** Start of Provided records **

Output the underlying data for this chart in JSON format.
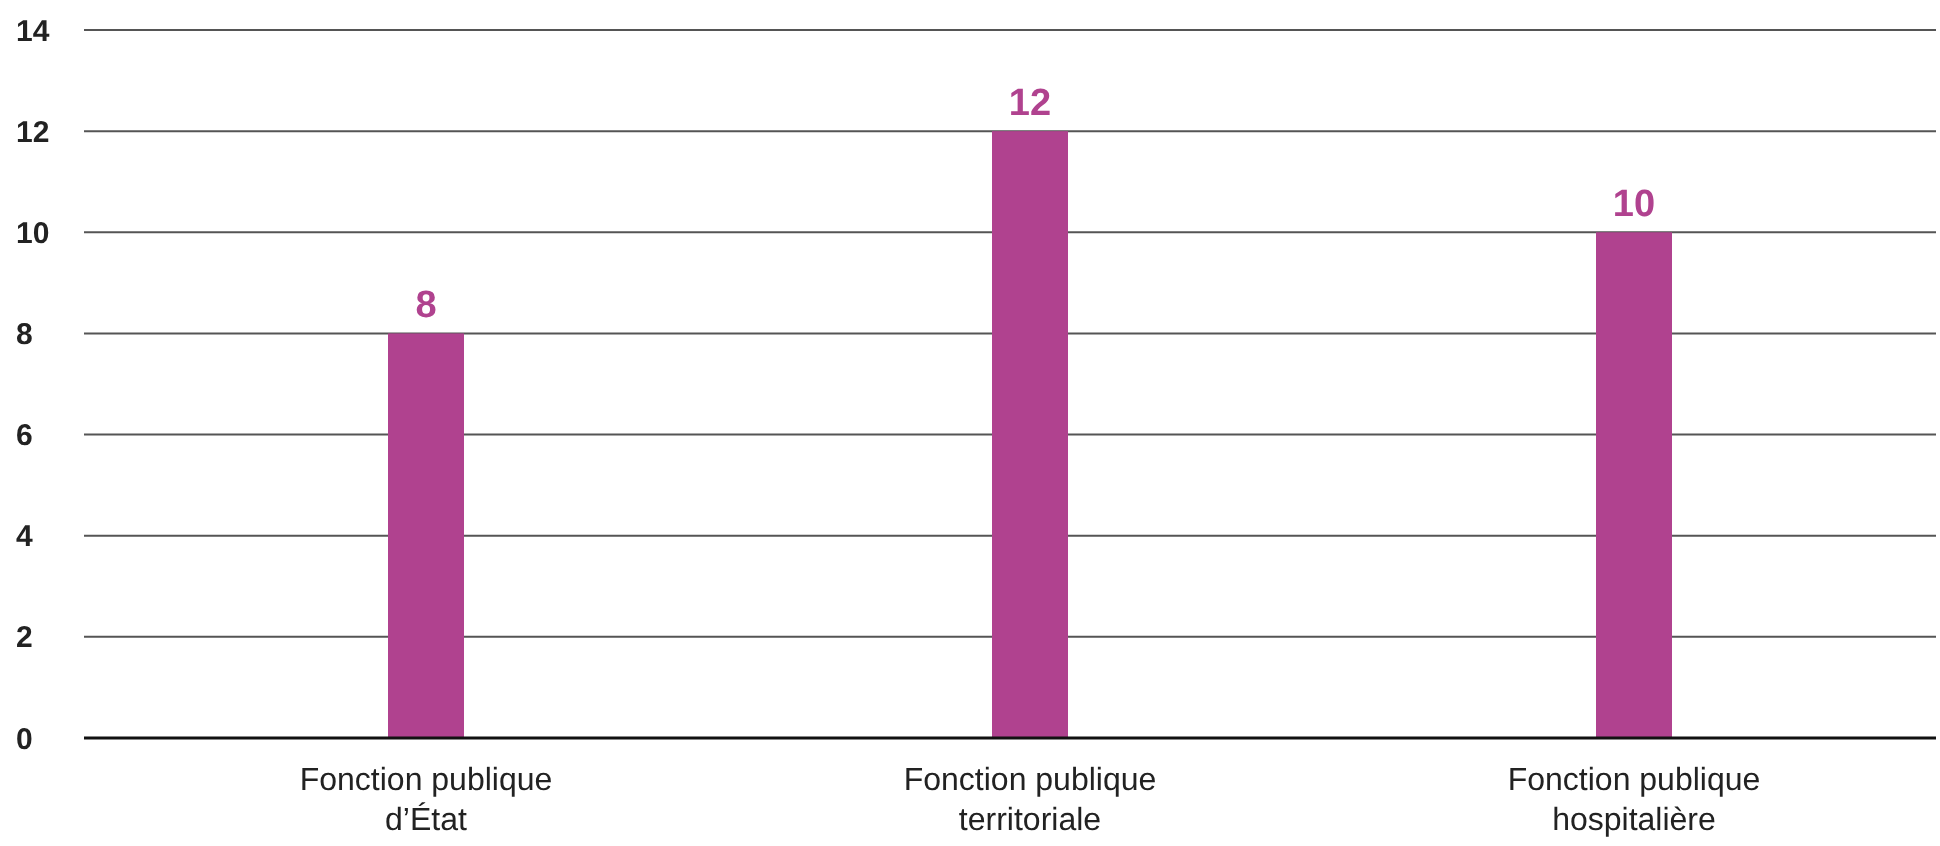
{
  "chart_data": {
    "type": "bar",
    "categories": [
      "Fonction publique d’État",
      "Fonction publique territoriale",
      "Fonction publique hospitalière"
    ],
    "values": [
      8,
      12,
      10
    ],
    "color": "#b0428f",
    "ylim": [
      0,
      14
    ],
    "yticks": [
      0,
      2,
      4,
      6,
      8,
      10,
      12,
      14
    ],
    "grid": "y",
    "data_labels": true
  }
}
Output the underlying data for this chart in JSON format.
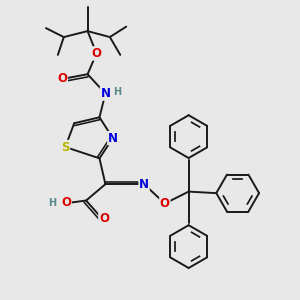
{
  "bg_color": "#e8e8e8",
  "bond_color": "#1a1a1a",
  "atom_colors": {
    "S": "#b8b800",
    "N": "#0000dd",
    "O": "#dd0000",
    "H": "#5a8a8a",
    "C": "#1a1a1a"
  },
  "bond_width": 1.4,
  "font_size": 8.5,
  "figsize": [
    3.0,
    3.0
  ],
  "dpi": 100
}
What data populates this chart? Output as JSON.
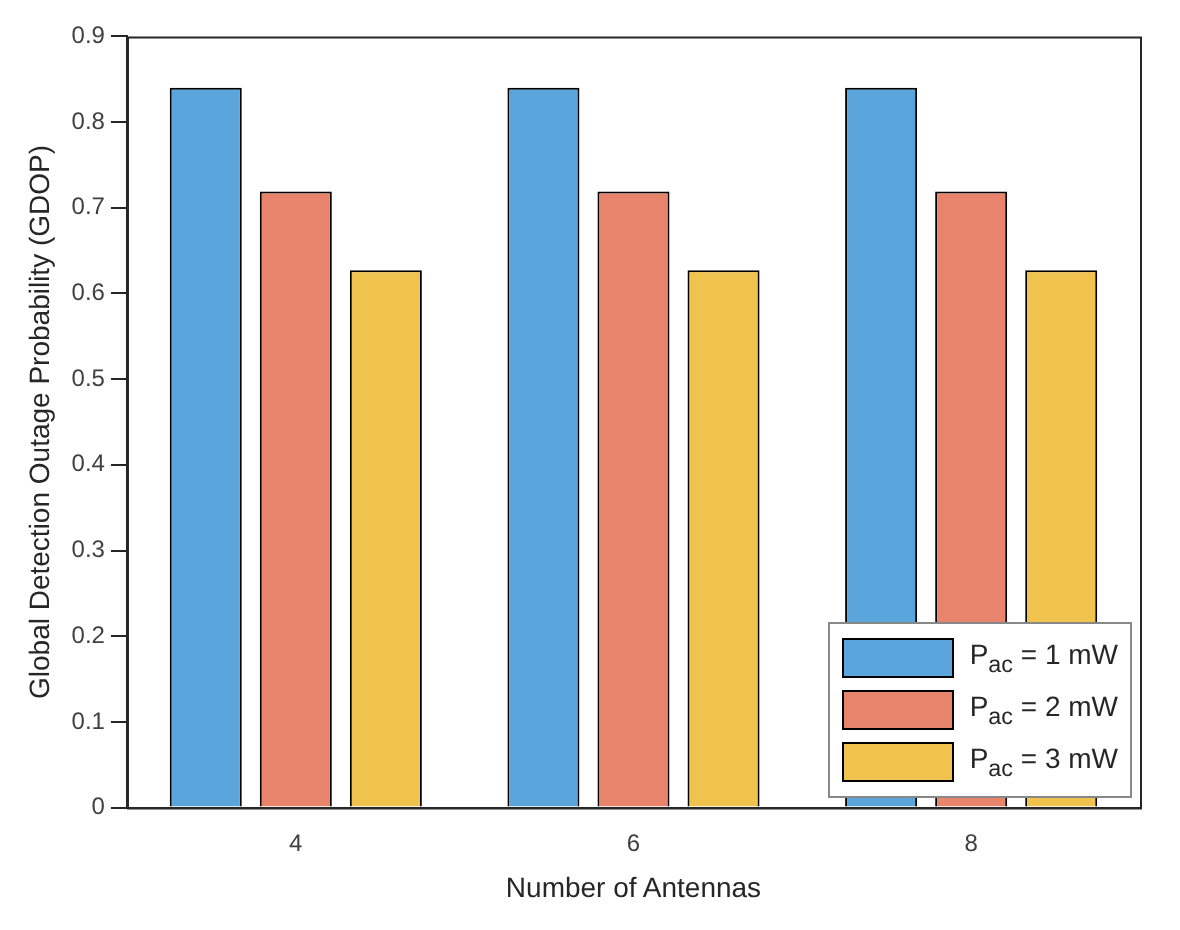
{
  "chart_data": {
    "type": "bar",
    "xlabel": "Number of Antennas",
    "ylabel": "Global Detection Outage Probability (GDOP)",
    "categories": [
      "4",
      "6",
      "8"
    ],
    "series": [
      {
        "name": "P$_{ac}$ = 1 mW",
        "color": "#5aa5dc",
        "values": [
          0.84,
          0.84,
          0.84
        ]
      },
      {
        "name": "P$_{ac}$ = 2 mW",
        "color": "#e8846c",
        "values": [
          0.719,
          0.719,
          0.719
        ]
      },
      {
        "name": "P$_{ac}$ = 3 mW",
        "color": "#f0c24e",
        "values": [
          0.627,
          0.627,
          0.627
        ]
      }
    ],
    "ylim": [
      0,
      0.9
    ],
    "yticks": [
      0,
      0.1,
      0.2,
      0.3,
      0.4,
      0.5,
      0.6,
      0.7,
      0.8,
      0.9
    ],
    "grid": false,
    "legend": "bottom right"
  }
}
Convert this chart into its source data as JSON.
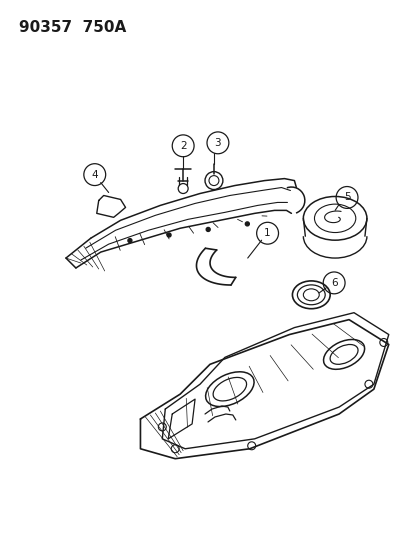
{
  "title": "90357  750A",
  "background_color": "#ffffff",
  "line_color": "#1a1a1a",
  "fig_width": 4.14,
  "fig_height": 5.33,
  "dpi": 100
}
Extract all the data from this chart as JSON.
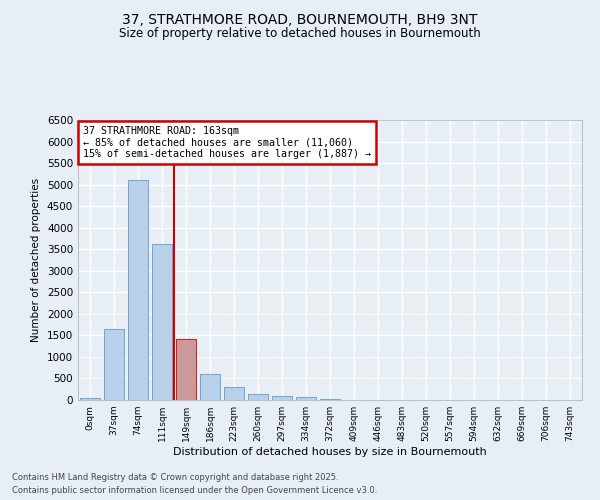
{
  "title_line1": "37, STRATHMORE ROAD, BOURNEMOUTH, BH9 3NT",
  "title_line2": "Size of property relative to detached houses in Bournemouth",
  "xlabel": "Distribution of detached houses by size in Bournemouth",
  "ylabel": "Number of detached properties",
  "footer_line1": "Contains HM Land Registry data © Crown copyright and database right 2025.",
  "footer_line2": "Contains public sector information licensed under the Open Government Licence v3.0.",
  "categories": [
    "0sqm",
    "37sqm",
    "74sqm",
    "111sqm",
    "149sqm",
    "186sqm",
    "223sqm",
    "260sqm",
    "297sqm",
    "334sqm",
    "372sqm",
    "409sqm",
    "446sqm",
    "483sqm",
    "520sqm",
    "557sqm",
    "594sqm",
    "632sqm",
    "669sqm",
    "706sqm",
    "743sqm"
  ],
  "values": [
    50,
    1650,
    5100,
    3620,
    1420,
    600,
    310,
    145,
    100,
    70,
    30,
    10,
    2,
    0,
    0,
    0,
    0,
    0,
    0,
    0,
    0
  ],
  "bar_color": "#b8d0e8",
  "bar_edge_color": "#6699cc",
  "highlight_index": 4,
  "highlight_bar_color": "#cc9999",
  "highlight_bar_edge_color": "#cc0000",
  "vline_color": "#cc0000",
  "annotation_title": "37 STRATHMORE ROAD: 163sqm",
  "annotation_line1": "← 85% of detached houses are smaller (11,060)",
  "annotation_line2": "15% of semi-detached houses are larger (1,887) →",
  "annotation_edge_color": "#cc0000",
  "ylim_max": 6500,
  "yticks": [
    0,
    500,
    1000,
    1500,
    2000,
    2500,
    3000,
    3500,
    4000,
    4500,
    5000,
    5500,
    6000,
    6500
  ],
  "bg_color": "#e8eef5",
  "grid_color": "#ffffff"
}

** End of Provided records **

What you have to do.
Where a line contains "Fonction", copy that line.

Solution below.
      "Fonction publique d’État",
      "Fonction publique territoriale",
      "Fonction publique hospitalière"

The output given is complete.